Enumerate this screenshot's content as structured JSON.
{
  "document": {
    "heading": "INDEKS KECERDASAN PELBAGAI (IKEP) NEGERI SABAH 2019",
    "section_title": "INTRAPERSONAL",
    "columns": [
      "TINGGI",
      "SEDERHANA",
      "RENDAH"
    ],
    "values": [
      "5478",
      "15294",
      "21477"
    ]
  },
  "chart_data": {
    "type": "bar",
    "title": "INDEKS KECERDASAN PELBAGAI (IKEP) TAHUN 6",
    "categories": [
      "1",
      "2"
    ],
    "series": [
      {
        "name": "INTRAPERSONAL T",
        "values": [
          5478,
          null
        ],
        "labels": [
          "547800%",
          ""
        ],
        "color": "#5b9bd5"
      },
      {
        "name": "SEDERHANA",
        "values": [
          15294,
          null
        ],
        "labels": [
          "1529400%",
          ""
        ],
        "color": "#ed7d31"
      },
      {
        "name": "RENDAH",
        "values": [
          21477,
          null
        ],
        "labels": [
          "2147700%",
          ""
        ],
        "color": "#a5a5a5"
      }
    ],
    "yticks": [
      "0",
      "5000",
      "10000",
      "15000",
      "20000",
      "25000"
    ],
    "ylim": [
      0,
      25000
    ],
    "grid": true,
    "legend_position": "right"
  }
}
◆ ◆ ◆ ◆ ◆
The records above should be duplicated in full, exactly as given.

> FINAL RESULT
Enumerate this screenshot's content as structured JSON.
{
  "document": {
    "heading": "INDEKS KECERDASAN PELBAGAI (IKEP) NEGERI SABAH 2019",
    "section_title": "INTRAPERSONAL",
    "columns": [
      "TINGGI",
      "SEDERHANA",
      "RENDAH"
    ],
    "values": [
      "5478",
      "15294",
      "21477"
    ]
  },
  "chart_data": {
    "type": "bar",
    "title": "INDEKS KECERDASAN PELBAGAI (IKEP) TAHUN 6",
    "categories": [
      "1",
      "2"
    ],
    "series": [
      {
        "name": "INTRAPERSONAL T",
        "values": [
          5478,
          null
        ],
        "labels": [
          "547800%",
          ""
        ],
        "color": "#5b9bd5"
      },
      {
        "name": "SEDERHANA",
        "values": [
          15294,
          null
        ],
        "labels": [
          "1529400%",
          ""
        ],
        "color": "#ed7d31"
      },
      {
        "name": "RENDAH",
        "values": [
          21477,
          null
        ],
        "labels": [
          "2147700%",
          ""
        ],
        "color": "#a5a5a5"
      }
    ],
    "yticks": [
      "0",
      "5000",
      "10000",
      "15000",
      "20000",
      "25000"
    ],
    "ylim": [
      0,
      25000
    ],
    "grid": true,
    "legend_position": "right"
  }
}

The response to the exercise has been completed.